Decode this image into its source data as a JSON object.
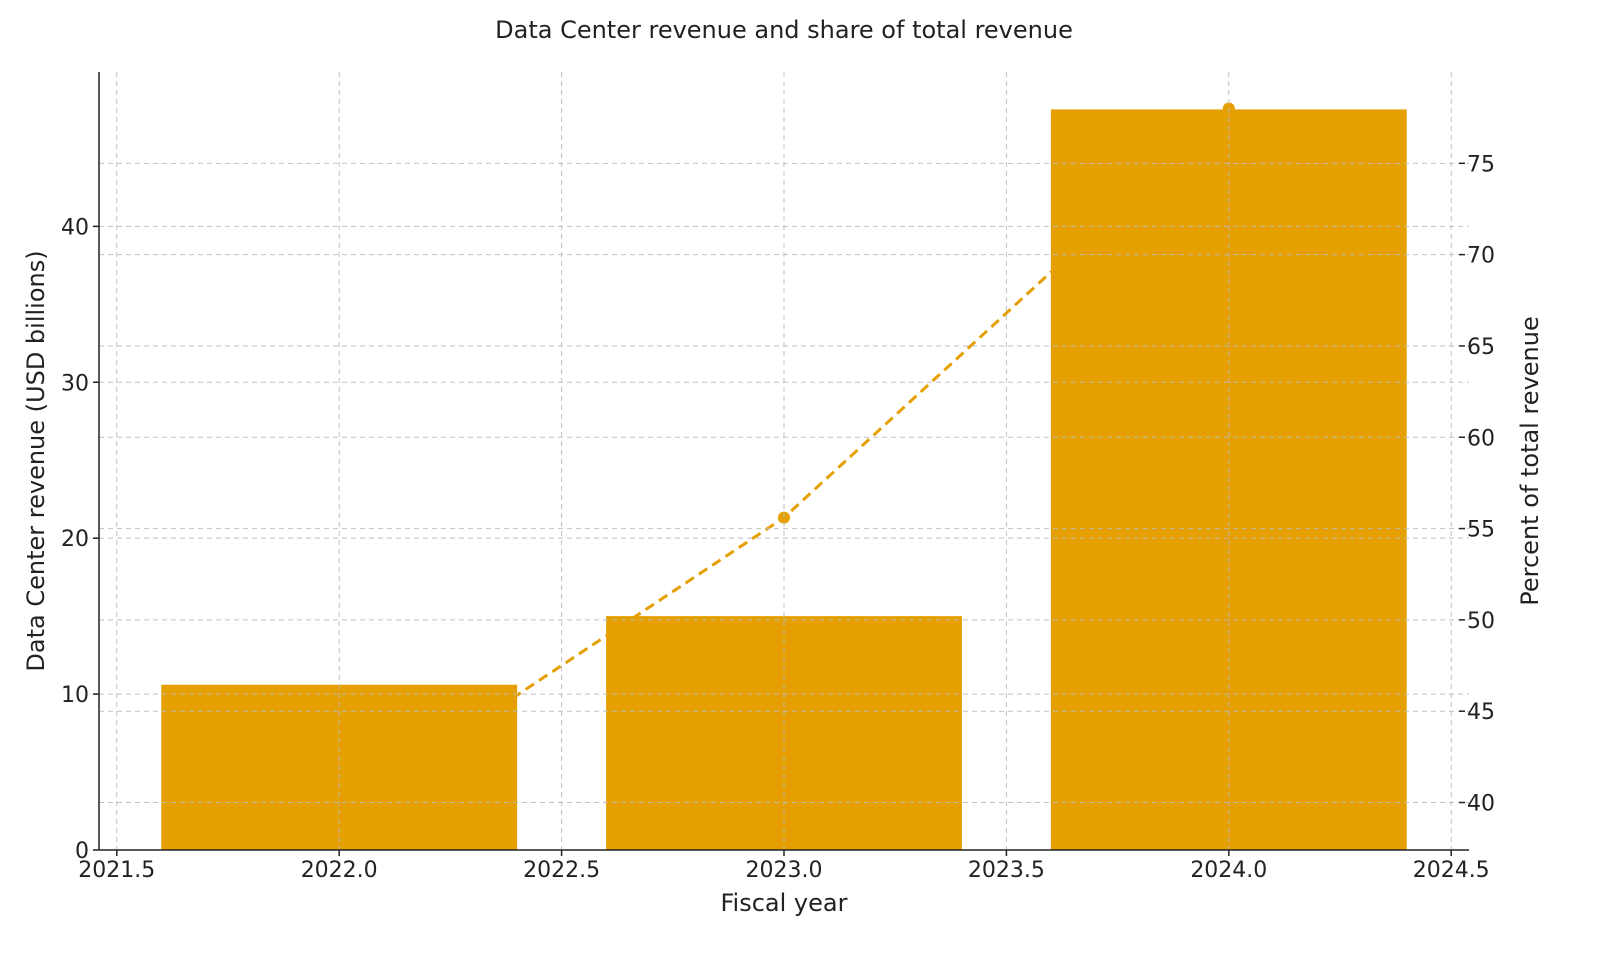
{
  "chart_data": {
    "type": "bar+line",
    "title": "Data Center revenue and share of total revenue",
    "xlabel": "Fiscal year",
    "ylabel": "Data Center revenue (USD billions)",
    "y2label": "Percent of total revenue",
    "x": [
      2022,
      2023,
      2024
    ],
    "bar_series": {
      "values": [
        10.6,
        15.0,
        47.5
      ],
      "color": "#E69F00"
    },
    "line_series": {
      "values": [
        39.4,
        55.6,
        78.0
      ],
      "color": "#E69F00",
      "style": "dashed",
      "marker": "circle"
    },
    "xlim": [
      2021.46,
      2024.54
    ],
    "ylim": [
      0,
      49.9
    ],
    "y2lim": [
      37.4,
      80.0
    ],
    "xticks": [
      "2021.5",
      "2022.0",
      "2022.5",
      "2023.0",
      "2023.5",
      "2024.0",
      "2024.5"
    ],
    "yticks": [
      "0",
      "10",
      "20",
      "30",
      "40"
    ],
    "y2ticks": [
      "40",
      "45",
      "50",
      "55",
      "60",
      "65",
      "70",
      "75"
    ],
    "grid": true
  }
}
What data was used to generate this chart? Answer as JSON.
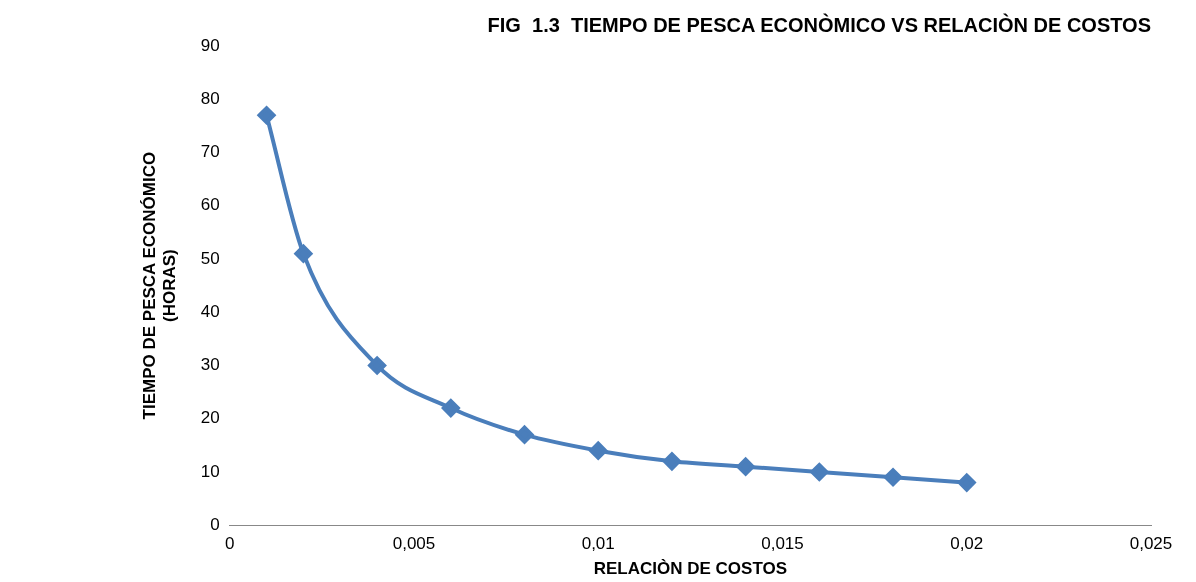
{
  "chart_data": {
    "type": "line",
    "title": "FIG  1.3  TIEMPO DE PESCA ECONÒMICO VS RELACIÒN DE COSTOS",
    "xlabel": "RELACIÒN DE COSTOS",
    "ylabel": "TIEMPO DE PESCA ECONÓMICO\n(HORAS)",
    "x": [
      0.001,
      0.002,
      0.004,
      0.006,
      0.008,
      0.01,
      0.012,
      0.014,
      0.016,
      0.018,
      0.02
    ],
    "series": [
      {
        "color": "#4a7ebb",
        "values": [
          77,
          51,
          30,
          22,
          17,
          14,
          12,
          11,
          10,
          9,
          8
        ]
      }
    ],
    "xlim": [
      0,
      0.025
    ],
    "xticks": [
      0,
      {
        "value": 0.005,
        "label": "0,005"
      },
      {
        "value": 0.01,
        "label": "0,01"
      },
      {
        "value": 0.015,
        "label": "0,015"
      },
      {
        "value": 0.02,
        "label": "0,02"
      },
      {
        "value": 0.025,
        "label": "0,025"
      }
    ],
    "ylim": [
      0,
      90
    ],
    "yticks": [
      0,
      10,
      20,
      30,
      40,
      50,
      60,
      70,
      80,
      90
    ],
    "grid": false,
    "legend": false,
    "marker": "diamond",
    "line_style": "solid"
  }
}
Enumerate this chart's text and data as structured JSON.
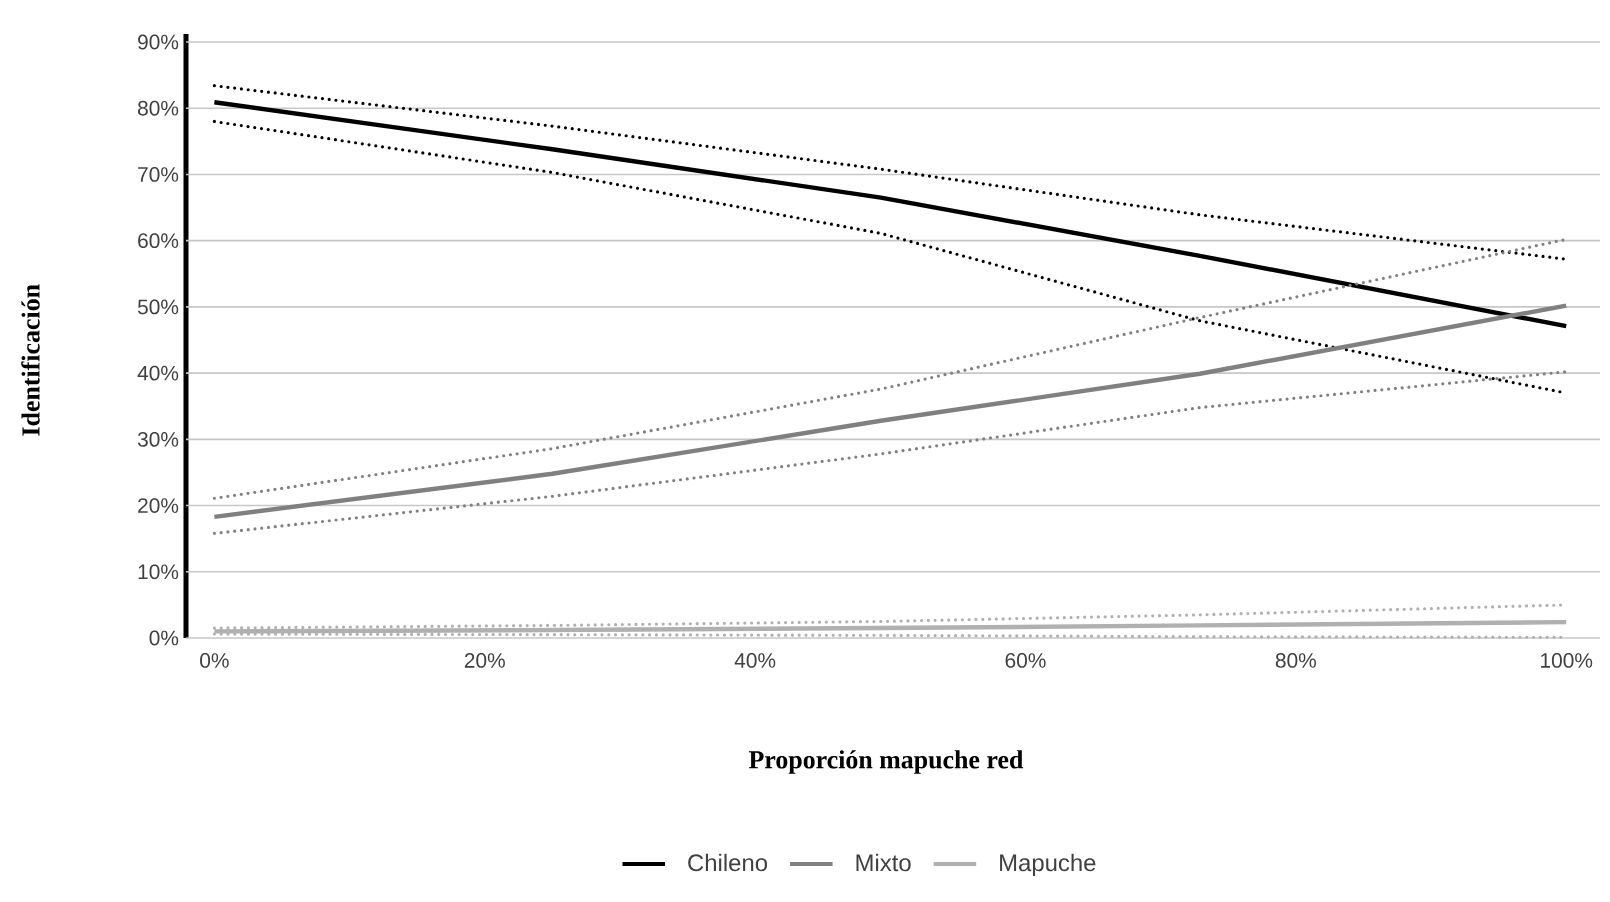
{
  "chart_data": {
    "type": "line",
    "xlabel": "Proporción mapuche red",
    "ylabel": "Identificación",
    "x": [
      0,
      25,
      49.3,
      72.9,
      100
    ],
    "series": [
      {
        "color": "#000000",
        "line_style": "dotted",
        "values": [
          83.4,
          77.3,
          70.8,
          63.9,
          57.2
        ]
      },
      {
        "color": "#000000",
        "line_style": "dotted",
        "values": [
          78.0,
          70.3,
          61.1,
          47.9,
          37.0
        ]
      },
      {
        "name": "Chileno",
        "color": "#000000",
        "values": [
          80.9,
          73.8,
          66.5,
          57.7,
          47.1
        ]
      },
      {
        "color": "#808080",
        "line_style": "dotted",
        "values": [
          21.1,
          28.6,
          37.6,
          48.4,
          60.2
        ]
      },
      {
        "color": "#808080",
        "line_style": "dotted",
        "values": [
          15.8,
          21.4,
          27.8,
          34.8,
          40.2
        ]
      },
      {
        "name": "Mixto",
        "color": "#808080",
        "values": [
          18.3,
          24.8,
          32.8,
          39.9,
          50.2
        ]
      },
      {
        "color": "#b0b0b0",
        "line_style": "dotted",
        "values": [
          1.5,
          1.9,
          2.5,
          3.5,
          5.0
        ]
      },
      {
        "color": "#b0b0b0",
        "line_style": "dotted",
        "values": [
          0.6,
          0.5,
          0.4,
          0.2,
          0.1
        ]
      },
      {
        "name": "Mapuche",
        "color": "#b0b0b0",
        "values": [
          1.0,
          1.2,
          1.5,
          1.9,
          2.4
        ]
      }
    ],
    "xlim": [
      -2.1,
      102.5
    ],
    "ylim": [
      0,
      90
    ],
    "xticks": [
      {
        "value": 0,
        "label": "0%"
      },
      {
        "value": 20,
        "label": "20%"
      },
      {
        "value": 40,
        "label": "40%"
      },
      {
        "value": 60,
        "label": "60%"
      },
      {
        "value": 80,
        "label": "80%"
      },
      {
        "value": 100,
        "label": "100%"
      }
    ],
    "yticks": [
      {
        "value": 0,
        "label": "0%"
      },
      {
        "value": 10,
        "label": "10%"
      },
      {
        "value": 20,
        "label": "20%"
      },
      {
        "value": 30,
        "label": "30%"
      },
      {
        "value": 40,
        "label": "40%"
      },
      {
        "value": 50,
        "label": "50%"
      },
      {
        "value": 60,
        "label": "60%"
      },
      {
        "value": 70,
        "label": "70%"
      },
      {
        "value": 80,
        "label": "80%"
      },
      {
        "value": 90,
        "label": "90%"
      }
    ],
    "grid": "y",
    "legend": "bottom",
    "marker": "none",
    "line_style": "solid"
  }
}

# Given problem
Take the listing above and restate it word for word, without its pictures.

# Reply
Decode this image into its source data as a JSON object.
{
  "chart_data": {
    "type": "bar+line",
    "title": "Data Center revenue and share of total revenue",
    "xlabel": "Fiscal year",
    "ylabel": "Data Center revenue (USD billions)",
    "y2label": "Percent of total revenue",
    "x": [
      2022,
      2023,
      2024
    ],
    "bar_series": {
      "values": [
        10.6,
        15.0,
        47.5
      ],
      "color": "#E69F00"
    },
    "line_series": {
      "values": [
        39.4,
        55.6,
        78.0
      ],
      "color": "#E69F00",
      "style": "dashed",
      "marker": "circle"
    },
    "xlim": [
      2021.46,
      2024.54
    ],
    "ylim": [
      0,
      49.9
    ],
    "y2lim": [
      37.4,
      80.0
    ],
    "xticks": [
      "2021.5",
      "2022.0",
      "2022.5",
      "2023.0",
      "2023.5",
      "2024.0",
      "2024.5"
    ],
    "yticks": [
      "0",
      "10",
      "20",
      "30",
      "40"
    ],
    "y2ticks": [
      "40",
      "45",
      "50",
      "55",
      "60",
      "65",
      "70",
      "75"
    ],
    "grid": true
  }
}
What data was used to generate this chart? Answer as JSON.
{
  "chart_data": {
    "type": "line",
    "title": "FIG  1.3  TIEMPO DE PESCA ECONÒMICO VS RELACIÒN DE COSTOS",
    "xlabel": "RELACIÒN DE COSTOS",
    "ylabel": "TIEMPO DE PESCA ECONÓMICO\n(HORAS)",
    "x": [
      0.001,
      0.002,
      0.004,
      0.006,
      0.008,
      0.01,
      0.012,
      0.014,
      0.016,
      0.018,
      0.02
    ],
    "series": [
      {
        "color": "#4a7ebb",
        "values": [
          77,
          51,
          30,
          22,
          17,
          14,
          12,
          11,
          10,
          9,
          8
        ]
      }
    ],
    "xlim": [
      0,
      0.025
    ],
    "xticks": [
      0,
      {
        "value": 0.005,
        "label": "0,005"
      },
      {
        "value": 0.01,
        "label": "0,01"
      },
      {
        "value": 0.015,
        "label": "0,015"
      },
      {
        "value": 0.02,
        "label": "0,02"
      },
      {
        "value": 0.025,
        "label": "0,025"
      }
    ],
    "ylim": [
      0,
      90
    ],
    "yticks": [
      0,
      10,
      20,
      30,
      40,
      50,
      60,
      70,
      80,
      90
    ],
    "grid": false,
    "legend": false,
    "marker": "diamond",
    "line_style": "solid"
  }
}
Enumerate this chart's text and data as structured JSON.
{
  "chart_data": {
    "type": "line",
    "xlabel": "Proporción mapuche red",
    "ylabel": "Identificación",
    "x": [
      0,
      25,
      49.3,
      72.9,
      100
    ],
    "series": [
      {
        "color": "#000000",
        "line_style": "dotted",
        "values": [
          83.4,
          77.3,
          70.8,
          63.9,
          57.2
        ]
      },
      {
        "color": "#000000",
        "line_style": "dotted",
        "values": [
          78.0,
          70.3,
          61.1,
          47.9,
          37.0
        ]
      },
      {
        "name": "Chileno",
        "color": "#000000",
        "values": [
          80.9,
          73.8,
          66.5,
          57.7,
          47.1
        ]
      },
      {
        "color": "#808080",
        "line_style": "dotted",
        "values": [
          21.1,
          28.6,
          37.6,
          48.4,
          60.2
        ]
      },
      {
        "color": "#808080",
        "line_style": "dotted",
        "values": [
          15.8,
          21.4,
          27.8,
          34.8,
          40.2
        ]
      },
      {
        "name": "Mixto",
        "color": "#808080",
        "values": [
          18.3,
          24.8,
          32.8,
          39.9,
          50.2
        ]
      },
      {
        "color": "#b0b0b0",
        "line_style": "dotted",
        "values": [
          1.5,
          1.9,
          2.5,
          3.5,
          5.0
        ]
      },
      {
        "color": "#b0b0b0",
        "line_style": "dotted",
        "values": [
          0.6,
          0.5,
          0.4,
          0.2,
          0.1
        ]
      },
      {
        "name": "Mapuche",
        "color": "#b0b0b0",
        "values": [
          1.0,
          1.2,
          1.5,
          1.9,
          2.4
        ]
      }
    ],
    "xlim": [
      -2.1,
      102.5
    ],
    "ylim": [
      0,
      90
    ],
    "xticks": [
      {
        "value": 0,
        "label": "0%"
      },
      {
        "value": 20,
        "label": "20%"
      },
      {
        "value": 40,
        "label": "40%"
      },
      {
        "value": 60,
        "label": "60%"
      },
      {
        "value": 80,
        "label": "80%"
      },
      {
        "value": 100,
        "label": "100%"
      }
    ],
    "yticks": [
      {
        "value": 0,
        "label": "0%"
      },
      {
        "value": 10,
        "label": "10%"
      },
      {
        "value": 20,
        "label": "20%"
      },
      {
        "value": 30,
        "label": "30%"
      },
      {
        "value": 40,
        "label": "40%"
      },
      {
        "value": 50,
        "label": "50%"
      },
      {
        "value": 60,
        "label": "60%"
      },
      {
        "value": 70,
        "label": "70%"
      },
      {
        "value": 80,
        "label": "80%"
      },
      {
        "value": 90,
        "label": "90%"
      }
    ],
    "grid": "y",
    "legend": "bottom",
    "marker": "none",
    "line_style": "solid"
  }
}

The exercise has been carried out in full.